> Material for this exercise:
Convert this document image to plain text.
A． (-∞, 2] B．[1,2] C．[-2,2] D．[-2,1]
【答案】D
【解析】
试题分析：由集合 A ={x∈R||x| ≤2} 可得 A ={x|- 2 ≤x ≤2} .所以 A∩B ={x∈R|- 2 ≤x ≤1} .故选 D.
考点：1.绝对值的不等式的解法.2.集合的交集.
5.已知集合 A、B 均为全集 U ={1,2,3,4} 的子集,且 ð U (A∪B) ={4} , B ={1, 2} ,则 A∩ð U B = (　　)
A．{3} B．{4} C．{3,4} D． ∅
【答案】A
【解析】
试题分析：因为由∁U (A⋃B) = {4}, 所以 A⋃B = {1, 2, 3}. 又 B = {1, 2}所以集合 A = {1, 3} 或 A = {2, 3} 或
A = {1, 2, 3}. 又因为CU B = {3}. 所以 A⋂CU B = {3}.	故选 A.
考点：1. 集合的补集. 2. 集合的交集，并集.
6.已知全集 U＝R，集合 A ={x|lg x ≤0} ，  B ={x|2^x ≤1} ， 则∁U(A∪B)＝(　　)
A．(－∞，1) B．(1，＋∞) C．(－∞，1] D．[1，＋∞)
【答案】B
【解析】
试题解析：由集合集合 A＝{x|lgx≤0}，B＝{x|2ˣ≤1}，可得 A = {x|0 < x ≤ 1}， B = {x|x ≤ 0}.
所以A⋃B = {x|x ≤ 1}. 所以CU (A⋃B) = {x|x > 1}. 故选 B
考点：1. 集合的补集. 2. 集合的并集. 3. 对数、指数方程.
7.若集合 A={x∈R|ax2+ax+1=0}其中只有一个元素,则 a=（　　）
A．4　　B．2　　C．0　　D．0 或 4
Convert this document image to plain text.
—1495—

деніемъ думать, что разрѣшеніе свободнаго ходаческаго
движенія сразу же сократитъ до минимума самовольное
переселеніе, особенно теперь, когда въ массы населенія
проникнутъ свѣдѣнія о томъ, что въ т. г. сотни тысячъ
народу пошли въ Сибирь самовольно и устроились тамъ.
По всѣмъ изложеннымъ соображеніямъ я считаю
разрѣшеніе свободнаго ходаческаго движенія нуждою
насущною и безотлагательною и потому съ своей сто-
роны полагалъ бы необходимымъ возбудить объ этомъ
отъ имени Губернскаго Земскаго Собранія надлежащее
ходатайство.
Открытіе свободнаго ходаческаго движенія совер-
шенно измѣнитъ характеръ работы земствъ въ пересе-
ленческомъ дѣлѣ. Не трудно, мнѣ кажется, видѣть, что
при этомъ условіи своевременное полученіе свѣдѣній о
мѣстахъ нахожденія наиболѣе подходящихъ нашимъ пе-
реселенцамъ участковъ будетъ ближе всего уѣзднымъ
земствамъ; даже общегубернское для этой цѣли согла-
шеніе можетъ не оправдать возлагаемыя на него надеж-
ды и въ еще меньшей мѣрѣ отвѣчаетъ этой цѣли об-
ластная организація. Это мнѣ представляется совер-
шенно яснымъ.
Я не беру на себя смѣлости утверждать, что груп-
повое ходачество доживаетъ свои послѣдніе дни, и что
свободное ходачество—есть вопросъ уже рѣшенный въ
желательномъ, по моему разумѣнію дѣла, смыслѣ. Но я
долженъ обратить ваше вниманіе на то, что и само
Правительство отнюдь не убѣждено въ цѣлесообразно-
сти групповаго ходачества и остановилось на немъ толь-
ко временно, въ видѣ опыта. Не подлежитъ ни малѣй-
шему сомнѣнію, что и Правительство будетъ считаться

> Stated problem:
Only a number is wanted: how many lines contain the word "движенія"?

> Exercise answer:
3